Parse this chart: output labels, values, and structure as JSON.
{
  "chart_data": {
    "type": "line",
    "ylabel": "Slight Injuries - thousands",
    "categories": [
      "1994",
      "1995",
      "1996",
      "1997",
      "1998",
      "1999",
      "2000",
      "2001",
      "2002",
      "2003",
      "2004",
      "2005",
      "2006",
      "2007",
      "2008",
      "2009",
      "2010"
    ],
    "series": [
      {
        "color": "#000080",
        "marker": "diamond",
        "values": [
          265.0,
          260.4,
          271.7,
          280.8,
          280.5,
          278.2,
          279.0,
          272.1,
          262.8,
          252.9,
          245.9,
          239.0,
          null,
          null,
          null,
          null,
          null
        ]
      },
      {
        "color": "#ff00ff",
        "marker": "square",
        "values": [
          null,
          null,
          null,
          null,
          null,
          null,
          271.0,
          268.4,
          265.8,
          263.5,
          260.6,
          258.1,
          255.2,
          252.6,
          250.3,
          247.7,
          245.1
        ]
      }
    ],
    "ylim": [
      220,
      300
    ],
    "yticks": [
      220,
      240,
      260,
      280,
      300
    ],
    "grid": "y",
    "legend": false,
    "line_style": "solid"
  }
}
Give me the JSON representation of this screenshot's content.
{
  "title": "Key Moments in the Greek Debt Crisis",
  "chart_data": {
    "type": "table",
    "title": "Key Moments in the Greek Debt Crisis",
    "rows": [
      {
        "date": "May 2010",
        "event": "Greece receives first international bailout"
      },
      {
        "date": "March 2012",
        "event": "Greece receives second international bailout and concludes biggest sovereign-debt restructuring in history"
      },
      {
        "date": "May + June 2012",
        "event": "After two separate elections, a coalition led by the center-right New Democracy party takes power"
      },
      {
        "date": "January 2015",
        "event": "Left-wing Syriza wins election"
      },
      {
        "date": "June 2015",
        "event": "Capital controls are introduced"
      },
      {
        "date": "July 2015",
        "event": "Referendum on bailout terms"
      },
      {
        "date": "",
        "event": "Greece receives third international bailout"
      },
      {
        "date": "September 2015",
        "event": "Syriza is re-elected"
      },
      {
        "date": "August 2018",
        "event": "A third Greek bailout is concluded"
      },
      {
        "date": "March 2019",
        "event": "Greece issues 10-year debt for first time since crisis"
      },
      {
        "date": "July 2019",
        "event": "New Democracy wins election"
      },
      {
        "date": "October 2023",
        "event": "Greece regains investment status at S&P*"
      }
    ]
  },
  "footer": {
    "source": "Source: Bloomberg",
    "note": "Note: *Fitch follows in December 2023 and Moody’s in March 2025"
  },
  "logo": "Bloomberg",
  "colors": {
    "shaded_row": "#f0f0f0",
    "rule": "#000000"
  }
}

● DIRECTIVE: Provide all the records again, word for word.

● ANSWER TO THIS EXERCISE:
Parse this chart: output labels, values, and structure as JSON.
{
  "chart_data": {
    "type": "line",
    "ylabel": "Slight Injuries - thousands",
    "categories": [
      "1994",
      "1995",
      "1996",
      "1997",
      "1998",
      "1999",
      "2000",
      "2001",
      "2002",
      "2003",
      "2004",
      "2005",
      "2006",
      "2007",
      "2008",
      "2009",
      "2010"
    ],
    "series": [
      {
        "color": "#000080",
        "marker": "diamond",
        "values": [
          265.0,
          260.4,
          271.7,
          280.8,
          280.5,
          278.2,
          279.0,
          272.1,
          262.8,
          252.9,
          245.9,
          239.0,
          null,
          null,
          null,
          null,
          null
        ]
      },
      {
        "color": "#ff00ff",
        "marker": "square",
        "values": [
          null,
          null,
          null,
          null,
          null,
          null,
          271.0,
          268.4,
          265.8,
          263.5,
          260.6,
          258.1,
          255.2,
          252.6,
          250.3,
          247.7,
          245.1
        ]
      }
    ],
    "ylim": [
      220,
      300
    ],
    "yticks": [
      220,
      240,
      260,
      280,
      300
    ],
    "grid": "y",
    "legend": false,
    "line_style": "solid"
  }
}
Give me the JSON representation of this screenshot's content.
{
  "title": "Key Moments in the Greek Debt Crisis",
  "chart_data": {
    "type": "table",
    "title": "Key Moments in the Greek Debt Crisis",
    "rows": [
      {
        "date": "May 2010",
        "event": "Greece receives first international bailout"
      },
      {
        "date": "March 2012",
        "event": "Greece receives second international bailout and concludes biggest sovereign-debt restructuring in history"
      },
      {
        "date": "May + June 2012",
        "event": "After two separate elections, a coalition led by the center-right New Democracy party takes power"
      },
      {
        "date": "January 2015",
        "event": "Left-wing Syriza wins election"
      },
      {
        "date": "June 2015",
        "event": "Capital controls are introduced"
      },
      {
        "date": "July 2015",
        "event": "Referendum on bailout terms"
      },
      {
        "date": "",
        "event": "Greece receives third international bailout"
      },
      {
        "date": "September 2015",
        "event": "Syriza is re-elected"
      },
      {
        "date": "August 2018",
        "event": "A third Greek bailout is concluded"
      },
      {
        "date": "March 2019",
        "event": "Greece issues 10-year debt for first time since crisis"
      },
      {
        "date": "July 2019",
        "event": "New Democracy wins election"
      },
      {
        "date": "October 2023",
        "event": "Greece regains investment status at S&P*"
      }
    ]
  },
  "footer": {
    "source": "Source: Bloomberg",
    "note": "Note: *Fitch follows in December 2023 and Moody’s in March 2025"
  },
  "logo": "Bloomberg",
  "colors": {
    "shaded_row": "#f0f0f0",
    "rule": "#000000"
  }
}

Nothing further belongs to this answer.